> [Directions]: Look through the data for the string "following". Copy every line where it is found.

Dataset items:

.....

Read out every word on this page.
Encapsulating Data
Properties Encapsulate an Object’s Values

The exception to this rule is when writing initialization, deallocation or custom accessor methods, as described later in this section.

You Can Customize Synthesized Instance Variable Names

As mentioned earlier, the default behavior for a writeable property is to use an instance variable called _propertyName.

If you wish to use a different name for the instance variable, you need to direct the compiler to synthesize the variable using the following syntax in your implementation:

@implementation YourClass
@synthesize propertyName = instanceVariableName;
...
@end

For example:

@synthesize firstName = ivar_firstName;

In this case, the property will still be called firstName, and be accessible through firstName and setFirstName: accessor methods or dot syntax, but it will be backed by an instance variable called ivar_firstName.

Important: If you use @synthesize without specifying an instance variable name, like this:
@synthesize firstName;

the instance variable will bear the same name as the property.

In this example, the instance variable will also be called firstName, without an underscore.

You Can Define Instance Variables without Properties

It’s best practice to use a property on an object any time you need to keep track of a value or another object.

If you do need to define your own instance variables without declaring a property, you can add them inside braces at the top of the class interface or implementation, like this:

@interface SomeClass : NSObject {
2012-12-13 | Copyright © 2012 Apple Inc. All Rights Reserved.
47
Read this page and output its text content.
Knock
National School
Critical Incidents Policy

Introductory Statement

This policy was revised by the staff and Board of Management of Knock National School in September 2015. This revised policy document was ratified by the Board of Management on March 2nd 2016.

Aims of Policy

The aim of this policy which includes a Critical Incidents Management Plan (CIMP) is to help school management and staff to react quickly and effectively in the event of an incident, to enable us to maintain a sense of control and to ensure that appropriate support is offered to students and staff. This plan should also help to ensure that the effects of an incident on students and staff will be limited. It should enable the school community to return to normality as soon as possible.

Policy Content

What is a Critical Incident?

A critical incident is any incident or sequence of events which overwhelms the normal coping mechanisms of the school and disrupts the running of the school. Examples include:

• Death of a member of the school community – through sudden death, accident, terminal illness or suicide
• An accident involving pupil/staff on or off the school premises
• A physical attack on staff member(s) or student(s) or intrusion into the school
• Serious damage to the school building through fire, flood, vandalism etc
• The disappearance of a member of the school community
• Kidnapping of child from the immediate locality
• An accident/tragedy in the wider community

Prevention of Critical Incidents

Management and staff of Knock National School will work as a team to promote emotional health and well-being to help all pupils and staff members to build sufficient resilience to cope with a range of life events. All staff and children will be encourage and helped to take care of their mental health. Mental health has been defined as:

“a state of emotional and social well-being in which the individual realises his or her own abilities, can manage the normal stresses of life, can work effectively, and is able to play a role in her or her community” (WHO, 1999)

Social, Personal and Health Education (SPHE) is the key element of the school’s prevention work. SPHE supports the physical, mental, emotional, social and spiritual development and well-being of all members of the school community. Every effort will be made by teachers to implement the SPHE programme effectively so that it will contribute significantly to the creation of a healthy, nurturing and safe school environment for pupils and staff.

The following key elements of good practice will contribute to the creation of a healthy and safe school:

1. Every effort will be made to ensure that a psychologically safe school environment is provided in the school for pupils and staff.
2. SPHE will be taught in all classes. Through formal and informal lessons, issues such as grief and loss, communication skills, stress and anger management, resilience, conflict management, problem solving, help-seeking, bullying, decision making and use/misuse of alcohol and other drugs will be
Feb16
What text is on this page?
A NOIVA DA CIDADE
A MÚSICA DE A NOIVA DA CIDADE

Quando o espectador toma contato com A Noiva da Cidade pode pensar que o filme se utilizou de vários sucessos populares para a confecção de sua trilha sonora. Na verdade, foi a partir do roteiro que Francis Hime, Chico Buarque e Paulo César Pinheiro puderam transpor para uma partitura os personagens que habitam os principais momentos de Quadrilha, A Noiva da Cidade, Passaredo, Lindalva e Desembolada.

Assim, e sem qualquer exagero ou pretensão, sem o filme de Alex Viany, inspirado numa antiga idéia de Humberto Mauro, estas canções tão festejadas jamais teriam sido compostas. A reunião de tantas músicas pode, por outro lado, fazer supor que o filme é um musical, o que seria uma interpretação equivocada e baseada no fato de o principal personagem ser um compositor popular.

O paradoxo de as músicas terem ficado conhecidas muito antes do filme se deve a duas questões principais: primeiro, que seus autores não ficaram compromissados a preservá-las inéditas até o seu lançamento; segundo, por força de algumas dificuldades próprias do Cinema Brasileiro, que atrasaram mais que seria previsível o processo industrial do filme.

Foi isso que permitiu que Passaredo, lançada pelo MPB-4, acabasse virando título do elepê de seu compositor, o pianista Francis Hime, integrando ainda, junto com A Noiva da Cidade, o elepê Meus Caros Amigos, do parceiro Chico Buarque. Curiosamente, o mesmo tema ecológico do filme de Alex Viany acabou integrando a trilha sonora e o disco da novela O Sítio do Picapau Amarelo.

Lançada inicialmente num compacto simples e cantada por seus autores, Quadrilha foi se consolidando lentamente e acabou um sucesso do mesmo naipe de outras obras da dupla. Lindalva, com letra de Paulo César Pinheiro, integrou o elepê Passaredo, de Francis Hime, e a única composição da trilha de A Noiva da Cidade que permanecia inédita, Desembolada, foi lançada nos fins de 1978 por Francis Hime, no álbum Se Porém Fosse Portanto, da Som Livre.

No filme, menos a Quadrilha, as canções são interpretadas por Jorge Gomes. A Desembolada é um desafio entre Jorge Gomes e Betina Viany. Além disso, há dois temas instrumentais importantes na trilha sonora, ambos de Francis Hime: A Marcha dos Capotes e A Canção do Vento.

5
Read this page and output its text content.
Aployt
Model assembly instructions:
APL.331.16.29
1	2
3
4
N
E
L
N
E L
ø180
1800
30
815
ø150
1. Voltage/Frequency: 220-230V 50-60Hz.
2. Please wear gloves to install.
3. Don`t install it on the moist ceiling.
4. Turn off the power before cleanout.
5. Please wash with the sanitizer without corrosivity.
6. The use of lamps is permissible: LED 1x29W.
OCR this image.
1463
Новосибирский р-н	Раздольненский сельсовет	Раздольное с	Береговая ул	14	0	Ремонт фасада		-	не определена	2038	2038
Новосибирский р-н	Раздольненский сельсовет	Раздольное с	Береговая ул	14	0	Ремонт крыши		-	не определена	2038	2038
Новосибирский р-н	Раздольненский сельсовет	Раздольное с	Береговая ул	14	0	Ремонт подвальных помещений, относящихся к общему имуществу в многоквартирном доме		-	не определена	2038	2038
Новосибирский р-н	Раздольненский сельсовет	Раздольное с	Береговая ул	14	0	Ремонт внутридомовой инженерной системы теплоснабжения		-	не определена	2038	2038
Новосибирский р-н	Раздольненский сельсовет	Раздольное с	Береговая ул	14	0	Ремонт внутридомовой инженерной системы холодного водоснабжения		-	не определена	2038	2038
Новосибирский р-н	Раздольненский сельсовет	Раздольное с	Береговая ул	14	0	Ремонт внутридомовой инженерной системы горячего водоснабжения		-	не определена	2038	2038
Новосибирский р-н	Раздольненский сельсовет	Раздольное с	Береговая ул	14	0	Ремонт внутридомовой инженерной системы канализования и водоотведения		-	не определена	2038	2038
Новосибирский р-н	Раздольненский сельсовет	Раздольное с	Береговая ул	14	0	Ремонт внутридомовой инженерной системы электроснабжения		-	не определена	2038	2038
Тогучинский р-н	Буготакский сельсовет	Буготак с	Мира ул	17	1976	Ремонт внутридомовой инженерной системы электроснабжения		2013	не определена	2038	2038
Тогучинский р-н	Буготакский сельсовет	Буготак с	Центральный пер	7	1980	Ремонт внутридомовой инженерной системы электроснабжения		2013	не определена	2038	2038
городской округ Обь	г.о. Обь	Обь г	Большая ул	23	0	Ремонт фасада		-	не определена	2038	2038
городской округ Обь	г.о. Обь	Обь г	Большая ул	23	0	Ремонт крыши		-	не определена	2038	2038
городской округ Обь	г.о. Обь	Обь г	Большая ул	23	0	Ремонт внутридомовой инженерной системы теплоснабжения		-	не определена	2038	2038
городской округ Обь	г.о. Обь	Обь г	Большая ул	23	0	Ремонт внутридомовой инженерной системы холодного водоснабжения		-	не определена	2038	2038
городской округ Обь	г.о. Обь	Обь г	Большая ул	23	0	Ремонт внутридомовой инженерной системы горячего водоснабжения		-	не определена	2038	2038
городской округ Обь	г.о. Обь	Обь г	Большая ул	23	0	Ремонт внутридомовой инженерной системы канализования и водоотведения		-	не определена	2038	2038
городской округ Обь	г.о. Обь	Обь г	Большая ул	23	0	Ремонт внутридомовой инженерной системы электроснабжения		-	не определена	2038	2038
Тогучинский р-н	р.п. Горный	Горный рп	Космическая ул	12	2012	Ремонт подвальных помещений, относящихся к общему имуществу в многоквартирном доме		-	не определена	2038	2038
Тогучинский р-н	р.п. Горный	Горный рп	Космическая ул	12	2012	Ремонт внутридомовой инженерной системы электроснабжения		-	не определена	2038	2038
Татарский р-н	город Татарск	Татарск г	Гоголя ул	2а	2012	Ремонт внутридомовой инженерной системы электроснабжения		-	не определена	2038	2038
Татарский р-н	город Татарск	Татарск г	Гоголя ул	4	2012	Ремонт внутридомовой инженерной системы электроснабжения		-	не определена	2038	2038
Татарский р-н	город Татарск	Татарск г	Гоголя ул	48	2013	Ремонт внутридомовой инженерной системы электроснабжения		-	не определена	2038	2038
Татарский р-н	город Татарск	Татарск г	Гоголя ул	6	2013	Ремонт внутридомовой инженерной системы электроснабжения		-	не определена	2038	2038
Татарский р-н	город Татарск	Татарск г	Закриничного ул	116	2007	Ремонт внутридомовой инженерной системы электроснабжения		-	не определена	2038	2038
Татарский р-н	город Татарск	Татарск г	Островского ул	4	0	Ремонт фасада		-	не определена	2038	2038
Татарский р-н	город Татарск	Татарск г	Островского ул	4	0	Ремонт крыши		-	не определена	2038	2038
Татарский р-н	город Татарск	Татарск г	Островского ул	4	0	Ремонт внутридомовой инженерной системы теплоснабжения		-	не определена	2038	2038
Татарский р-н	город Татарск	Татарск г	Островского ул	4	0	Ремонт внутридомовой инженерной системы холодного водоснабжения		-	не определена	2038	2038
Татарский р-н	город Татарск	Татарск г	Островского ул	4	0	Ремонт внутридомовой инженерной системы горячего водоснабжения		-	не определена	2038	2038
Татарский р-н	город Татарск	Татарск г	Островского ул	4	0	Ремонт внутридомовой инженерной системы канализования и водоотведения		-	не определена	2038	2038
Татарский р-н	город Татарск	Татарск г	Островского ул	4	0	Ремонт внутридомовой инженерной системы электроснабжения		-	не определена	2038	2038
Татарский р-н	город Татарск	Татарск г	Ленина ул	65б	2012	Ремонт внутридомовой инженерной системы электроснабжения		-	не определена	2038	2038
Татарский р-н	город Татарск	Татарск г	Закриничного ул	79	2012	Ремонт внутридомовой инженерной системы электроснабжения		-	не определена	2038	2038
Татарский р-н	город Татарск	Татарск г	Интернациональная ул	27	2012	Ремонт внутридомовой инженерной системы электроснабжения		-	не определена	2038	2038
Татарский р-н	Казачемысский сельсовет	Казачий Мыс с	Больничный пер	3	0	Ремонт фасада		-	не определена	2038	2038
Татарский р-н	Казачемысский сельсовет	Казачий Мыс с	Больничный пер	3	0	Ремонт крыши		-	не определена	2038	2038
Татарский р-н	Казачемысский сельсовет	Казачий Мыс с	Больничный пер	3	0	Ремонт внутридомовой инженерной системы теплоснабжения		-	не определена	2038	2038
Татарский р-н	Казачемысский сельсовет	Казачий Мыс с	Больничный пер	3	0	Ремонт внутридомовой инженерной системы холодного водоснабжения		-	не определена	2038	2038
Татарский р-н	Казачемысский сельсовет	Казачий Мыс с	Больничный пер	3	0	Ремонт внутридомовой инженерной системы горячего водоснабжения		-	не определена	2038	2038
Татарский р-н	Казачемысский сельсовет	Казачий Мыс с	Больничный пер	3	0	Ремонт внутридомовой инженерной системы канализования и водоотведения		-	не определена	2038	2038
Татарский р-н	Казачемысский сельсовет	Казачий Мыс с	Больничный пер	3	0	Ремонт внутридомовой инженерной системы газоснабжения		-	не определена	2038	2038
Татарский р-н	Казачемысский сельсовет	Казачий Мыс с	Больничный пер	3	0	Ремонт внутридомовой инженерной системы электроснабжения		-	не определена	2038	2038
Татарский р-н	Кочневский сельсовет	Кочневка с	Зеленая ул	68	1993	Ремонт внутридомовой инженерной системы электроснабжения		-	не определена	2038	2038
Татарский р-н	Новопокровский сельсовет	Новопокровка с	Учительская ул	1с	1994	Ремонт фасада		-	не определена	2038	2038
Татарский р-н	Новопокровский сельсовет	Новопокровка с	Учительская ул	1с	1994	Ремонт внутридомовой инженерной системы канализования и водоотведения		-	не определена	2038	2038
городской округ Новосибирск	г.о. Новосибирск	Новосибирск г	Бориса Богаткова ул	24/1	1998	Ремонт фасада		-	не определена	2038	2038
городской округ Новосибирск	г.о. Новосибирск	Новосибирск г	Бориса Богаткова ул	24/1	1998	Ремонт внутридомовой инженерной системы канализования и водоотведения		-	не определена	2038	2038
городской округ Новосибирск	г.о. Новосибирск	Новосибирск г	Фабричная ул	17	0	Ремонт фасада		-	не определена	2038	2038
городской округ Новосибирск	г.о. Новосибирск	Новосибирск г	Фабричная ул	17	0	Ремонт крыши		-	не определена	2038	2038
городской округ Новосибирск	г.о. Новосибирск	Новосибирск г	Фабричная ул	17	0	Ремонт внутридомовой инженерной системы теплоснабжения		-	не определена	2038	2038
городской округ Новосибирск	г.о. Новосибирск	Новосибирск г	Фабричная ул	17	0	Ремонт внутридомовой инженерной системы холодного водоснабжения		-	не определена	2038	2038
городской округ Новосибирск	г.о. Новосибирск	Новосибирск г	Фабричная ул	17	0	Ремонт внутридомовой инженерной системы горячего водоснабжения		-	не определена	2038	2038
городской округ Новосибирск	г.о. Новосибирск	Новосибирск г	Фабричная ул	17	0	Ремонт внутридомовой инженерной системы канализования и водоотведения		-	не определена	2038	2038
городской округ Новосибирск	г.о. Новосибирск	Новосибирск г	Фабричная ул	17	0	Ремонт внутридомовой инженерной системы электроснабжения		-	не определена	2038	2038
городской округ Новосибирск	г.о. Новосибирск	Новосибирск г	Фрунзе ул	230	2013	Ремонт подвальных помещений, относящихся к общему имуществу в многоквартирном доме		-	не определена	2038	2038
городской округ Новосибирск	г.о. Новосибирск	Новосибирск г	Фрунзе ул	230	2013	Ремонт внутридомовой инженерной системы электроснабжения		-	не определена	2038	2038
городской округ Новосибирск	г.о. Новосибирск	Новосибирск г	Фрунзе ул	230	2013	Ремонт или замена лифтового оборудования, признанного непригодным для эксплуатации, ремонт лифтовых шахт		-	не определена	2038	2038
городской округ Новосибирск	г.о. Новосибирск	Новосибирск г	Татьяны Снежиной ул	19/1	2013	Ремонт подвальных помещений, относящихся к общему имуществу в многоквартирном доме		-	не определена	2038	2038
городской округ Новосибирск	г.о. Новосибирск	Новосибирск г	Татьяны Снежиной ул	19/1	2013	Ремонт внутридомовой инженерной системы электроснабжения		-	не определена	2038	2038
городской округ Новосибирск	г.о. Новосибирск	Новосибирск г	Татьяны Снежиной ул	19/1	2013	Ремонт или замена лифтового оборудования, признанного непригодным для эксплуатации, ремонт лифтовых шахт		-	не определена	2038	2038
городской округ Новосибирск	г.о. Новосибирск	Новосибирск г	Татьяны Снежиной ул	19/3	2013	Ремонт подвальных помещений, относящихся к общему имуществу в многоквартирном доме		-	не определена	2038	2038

.....

> [Full answer]:
If you wish to use a different name for the instance variable, you need to direct the compiler to synthesize the variable using the following syntax in your implementation:
The following key elements of good practice will contribute to the creation of a healthy and safe school:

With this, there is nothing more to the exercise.